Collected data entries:
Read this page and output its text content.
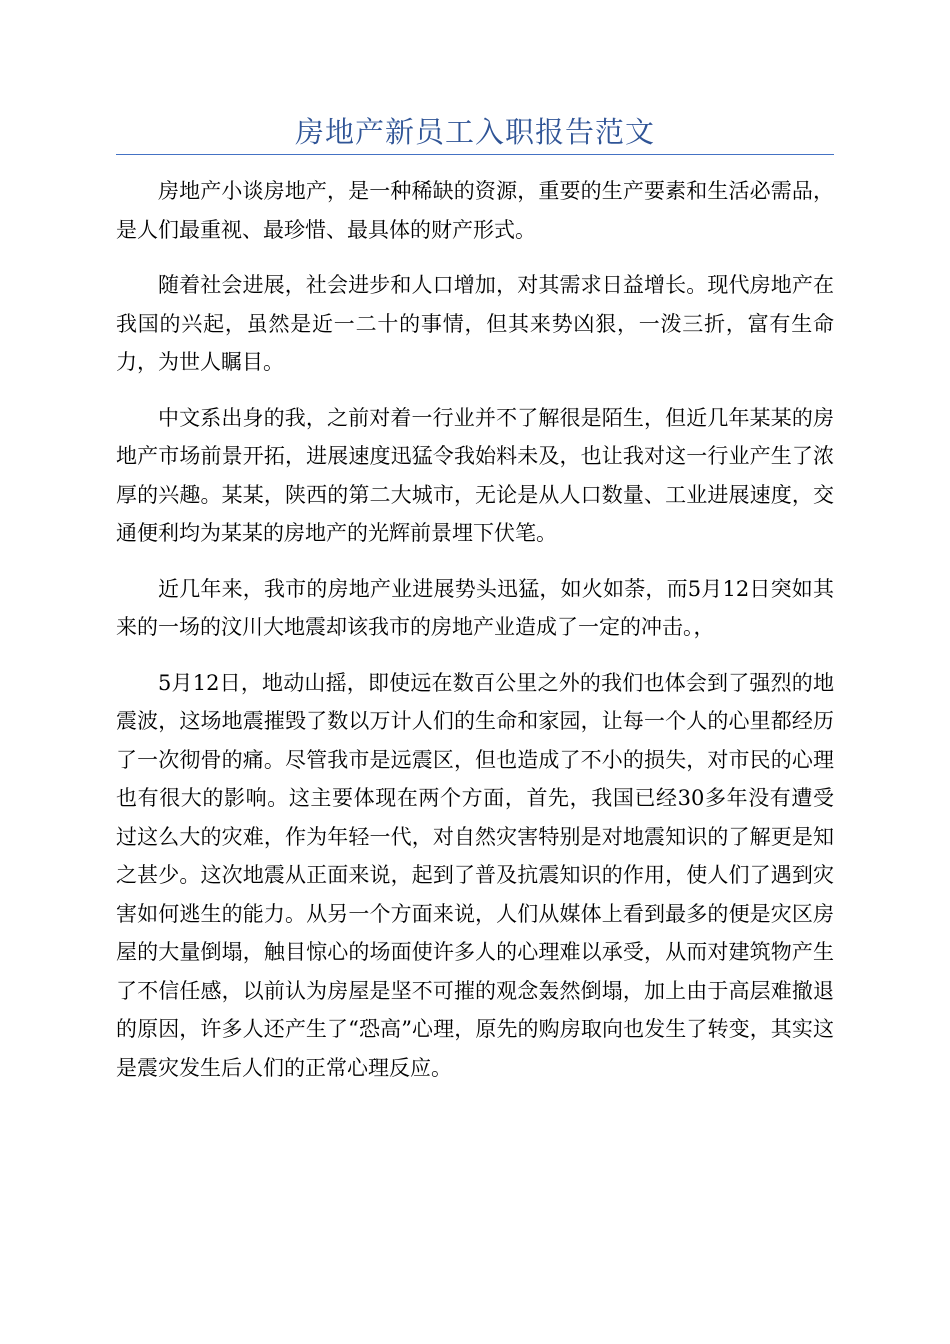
房地产新员工入职报告范文

房地产小谈房地产，是一种稀缺的资源，重要的生产要素和生活必需品，是人们最重视、最珍惜、最具体的财产形式。

随着社会进展，社会进步和人口增加，对其需求日益增长。现代房地产在我国的兴起，虽然是近一二十的事情，但其来势凶狠，一泼三折，富有生命力，为世人瞩目。

中文系出身的我，之前对着一行业并不了解很是陌生，但近几年某某的房地产市场前景开拓，进展速度迅猛令我始料未及，也让我对这一行业产生了浓厚的兴趣。某某，陕西的第二大城市，无论是从人口数量、工业进展速度，交通便利均为某某的房地产的光辉前景埋下伏笔。

近几年来，我市的房地产业进展势头迅猛，如火如荼，而5月12日突如其来的一场的汶川大地震却该我市的房地产业造成了一定的冲击。，

5月12日，地动山摇，即使远在数百公里之外的我们也体会到了强烈的地震波，这场地震摧毁了数以万计人们的生命和家园，让每一个人的心里都经历了一次彻骨的痛。尽管我市是远震区，但也造成了不小的损失，对市民的心理也有很大的影响。这主要体现在两个方面，首先，我国已经30多年没有遭受过这么大的灾难，作为年轻一代，对自然灾害特别是对地震知识的了解更是知之甚少。这次地震从正面来说，起到了普及抗震知识的作用，使人们了遇到灾害如何逃生的能力。从另一个方面来说，人们从媒体上看到最多的便是灾区房屋的大量倒塌，触目惊心的场面使许多人的心理难以承受，从而对建筑物产生了不信任感，以前认为房屋是坚不可摧的观念轰然倒塌，加上由于高层难撤退的原因，许多人还产生了“恐高”心理，原先的购房取向也发生了转变，其实这是震灾发生后人们的正常心理反应。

=== Directions ===
Retype all entries exactly as they appear, dropping the images.

=== Answer to the task ===
Read this page and output its text content.
房地产新员工入职报告范文

房地产小谈房地产，是一种稀缺的资源，重要的生产要素和生活必需品，是人们最重视、最珍惜、最具体的财产形式。

随着社会进展，社会进步和人口增加，对其需求日益增长。现代房地产在我国的兴起，虽然是近一二十的事情，但其来势凶狠，一泼三折，富有生命力，为世人瞩目。

中文系出身的我，之前对着一行业并不了解很是陌生，但近几年某某的房地产市场前景开拓，进展速度迅猛令我始料未及，也让我对这一行业产生了浓厚的兴趣。某某，陕西的第二大城市，无论是从人口数量、工业进展速度，交通便利均为某某的房地产的光辉前景埋下伏笔。

近几年来，我市的房地产业进展势头迅猛，如火如荼，而5月12日突如其来的一场的汶川大地震却该我市的房地产业造成了一定的冲击。，

5月12日，地动山摇，即使远在数百公里之外的我们也体会到了强烈的地震波，这场地震摧毁了数以万计人们的生命和家园，让每一个人的心里都经历了一次彻骨的痛。尽管我市是远震区，但也造成了不小的损失，对市民的心理也有很大的影响。这主要体现在两个方面，首先，我国已经30多年没有遭受过这么大的灾难，作为年轻一代，对自然灾害特别是对地震知识的了解更是知之甚少。这次地震从正面来说，起到了普及抗震知识的作用，使人们了遇到灾害如何逃生的能力。从另一个方面来说，人们从媒体上看到最多的便是灾区房屋的大量倒塌，触目惊心的场面使许多人的心理难以承受，从而对建筑物产生了不信任感，以前认为房屋是坚不可摧的观念轰然倒塌，加上由于高层难撤退的原因，许多人还产生了“恐高”心理，原先的购房取向也发生了转变，其实这是震灾发生后人们的正常心理反应。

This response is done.